- [Short exercise] Extract all of the entries and give them again, word for word.

[Begin]

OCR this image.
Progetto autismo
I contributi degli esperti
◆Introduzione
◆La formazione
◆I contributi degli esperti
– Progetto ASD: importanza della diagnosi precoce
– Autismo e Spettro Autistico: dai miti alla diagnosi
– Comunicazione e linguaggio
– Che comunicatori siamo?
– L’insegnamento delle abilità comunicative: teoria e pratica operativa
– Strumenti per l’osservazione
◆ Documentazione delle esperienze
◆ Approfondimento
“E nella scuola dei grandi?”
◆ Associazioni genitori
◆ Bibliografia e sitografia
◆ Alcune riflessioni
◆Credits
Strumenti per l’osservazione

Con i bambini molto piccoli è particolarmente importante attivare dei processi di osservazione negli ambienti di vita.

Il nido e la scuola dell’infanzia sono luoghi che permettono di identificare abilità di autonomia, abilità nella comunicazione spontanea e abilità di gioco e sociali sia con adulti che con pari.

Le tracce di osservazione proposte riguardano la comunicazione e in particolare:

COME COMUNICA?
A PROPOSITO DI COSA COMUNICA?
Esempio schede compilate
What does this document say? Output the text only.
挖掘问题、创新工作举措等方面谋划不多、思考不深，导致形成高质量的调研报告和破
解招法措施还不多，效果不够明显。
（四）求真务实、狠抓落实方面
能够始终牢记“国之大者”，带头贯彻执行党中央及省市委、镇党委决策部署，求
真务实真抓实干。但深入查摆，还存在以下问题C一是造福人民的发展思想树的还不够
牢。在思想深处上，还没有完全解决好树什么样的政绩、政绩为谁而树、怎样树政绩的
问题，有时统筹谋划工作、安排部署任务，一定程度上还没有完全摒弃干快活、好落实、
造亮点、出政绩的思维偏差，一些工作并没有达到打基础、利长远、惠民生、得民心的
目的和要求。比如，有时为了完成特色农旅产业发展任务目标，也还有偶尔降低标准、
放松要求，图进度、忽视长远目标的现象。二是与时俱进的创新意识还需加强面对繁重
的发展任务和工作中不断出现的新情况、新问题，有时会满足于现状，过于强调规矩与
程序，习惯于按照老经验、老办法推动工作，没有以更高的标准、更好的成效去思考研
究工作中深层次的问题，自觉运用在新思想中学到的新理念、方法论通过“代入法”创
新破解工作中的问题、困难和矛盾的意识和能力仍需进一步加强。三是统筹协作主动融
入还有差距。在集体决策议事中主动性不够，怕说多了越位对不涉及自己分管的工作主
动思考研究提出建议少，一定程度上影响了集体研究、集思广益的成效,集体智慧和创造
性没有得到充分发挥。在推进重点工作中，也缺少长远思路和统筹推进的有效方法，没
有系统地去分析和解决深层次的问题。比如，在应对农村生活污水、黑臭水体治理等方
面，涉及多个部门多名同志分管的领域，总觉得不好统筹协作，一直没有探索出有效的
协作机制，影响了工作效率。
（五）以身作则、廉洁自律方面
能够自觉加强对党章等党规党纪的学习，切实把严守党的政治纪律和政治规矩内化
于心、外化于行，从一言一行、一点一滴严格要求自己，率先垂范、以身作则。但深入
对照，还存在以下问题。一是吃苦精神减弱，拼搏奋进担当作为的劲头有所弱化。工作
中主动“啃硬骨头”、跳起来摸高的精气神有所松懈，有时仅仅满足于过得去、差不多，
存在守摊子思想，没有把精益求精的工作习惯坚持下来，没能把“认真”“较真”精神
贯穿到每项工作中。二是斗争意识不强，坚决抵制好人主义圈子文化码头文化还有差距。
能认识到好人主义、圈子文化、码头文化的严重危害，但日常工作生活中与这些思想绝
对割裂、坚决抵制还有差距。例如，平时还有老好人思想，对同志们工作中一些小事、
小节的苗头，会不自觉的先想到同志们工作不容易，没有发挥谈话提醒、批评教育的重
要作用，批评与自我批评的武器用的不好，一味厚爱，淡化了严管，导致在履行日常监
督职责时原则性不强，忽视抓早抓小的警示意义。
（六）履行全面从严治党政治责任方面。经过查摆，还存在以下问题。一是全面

[End]

- [Full output]
OCR this image.
Progetto autismo
I contributi degli esperti
◆Introduzione
◆La formazione
◆I contributi degli esperti
– Progetto ASD: importanza della diagnosi precoce
– Autismo e Spettro Autistico: dai miti alla diagnosi
– Comunicazione e linguaggio
– Che comunicatori siamo?
– L’insegnamento delle abilità comunicative: teoria e pratica operativa
– Strumenti per l’osservazione
◆ Documentazione delle esperienze
◆ Approfondimento
“E nella scuola dei grandi?”
◆ Associazioni genitori
◆ Bibliografia e sitografia
◆ Alcune riflessioni
◆Credits
Strumenti per l’osservazione

Con i bambini molto piccoli è particolarmente importante attivare dei processi di osservazione negli ambienti di vita.

Il nido e la scuola dell’infanzia sono luoghi che permettono di identificare abilità di autonomia, abilità nella comunicazione spontanea e abilità di gioco e sociali sia con adulti che con pari.

Le tracce di osservazione proposte riguardano la comunicazione e in particolare:

COME COMUNICA?
A PROPOSITO DI COSA COMUNICA?
Esempio schede compilate
What does this document say? Output the text only.
挖掘问题、创新工作举措等方面谋划不多、思考不深，导致形成高质量的调研报告和破
解招法措施还不多，效果不够明显。
（四）求真务实、狠抓落实方面
能够始终牢记“国之大者”，带头贯彻执行党中央及省市委、镇党委决策部署，求
真务实真抓实干。但深入查摆，还存在以下问题C一是造福人民的发展思想树的还不够
牢。在思想深处上，还没有完全解决好树什么样的政绩、政绩为谁而树、怎样树政绩的
问题，有时统筹谋划工作、安排部署任务，一定程度上还没有完全摒弃干快活、好落实、
造亮点、出政绩的思维偏差，一些工作并没有达到打基础、利长远、惠民生、得民心的
目的和要求。比如，有时为了完成特色农旅产业发展任务目标，也还有偶尔降低标准、
放松要求，图进度、忽视长远目标的现象。二是与时俱进的创新意识还需加强面对繁重
的发展任务和工作中不断出现的新情况、新问题，有时会满足于现状，过于强调规矩与
程序，习惯于按照老经验、老办法推动工作，没有以更高的标准、更好的成效去思考研
究工作中深层次的问题，自觉运用在新思想中学到的新理念、方法论通过“代入法”创
新破解工作中的问题、困难和矛盾的意识和能力仍需进一步加强。三是统筹协作主动融
入还有差距。在集体决策议事中主动性不够，怕说多了越位对不涉及自己分管的工作主
动思考研究提出建议少，一定程度上影响了集体研究、集思广益的成效,集体智慧和创造
性没有得到充分发挥。在推进重点工作中，也缺少长远思路和统筹推进的有效方法，没
有系统地去分析和解决深层次的问题。比如，在应对农村生活污水、黑臭水体治理等方
面，涉及多个部门多名同志分管的领域，总觉得不好统筹协作，一直没有探索出有效的
协作机制，影响了工作效率。
（五）以身作则、廉洁自律方面
能够自觉加强对党章等党规党纪的学习，切实把严守党的政治纪律和政治规矩内化
于心、外化于行，从一言一行、一点一滴严格要求自己，率先垂范、以身作则。但深入
对照，还存在以下问题。一是吃苦精神减弱，拼搏奋进担当作为的劲头有所弱化。工作
中主动“啃硬骨头”、跳起来摸高的精气神有所松懈，有时仅仅满足于过得去、差不多，
存在守摊子思想，没有把精益求精的工作习惯坚持下来，没能把“认真”“较真”精神
贯穿到每项工作中。二是斗争意识不强，坚决抵制好人主义圈子文化码头文化还有差距。
能认识到好人主义、圈子文化、码头文化的严重危害，但日常工作生活中与这些思想绝
对割裂、坚决抵制还有差距。例如，平时还有老好人思想，对同志们工作中一些小事、
小节的苗头，会不自觉的先想到同志们工作不容易，没有发挥谈话提醒、批评教育的重
要作用，批评与自我批评的武器用的不好，一味厚爱，淡化了严管，导致在履行日常监
督职责时原则性不强，忽视抓早抓小的警示意义。
（六）履行全面从严治党政治责任方面。经过查摆，还存在以下问题。一是全面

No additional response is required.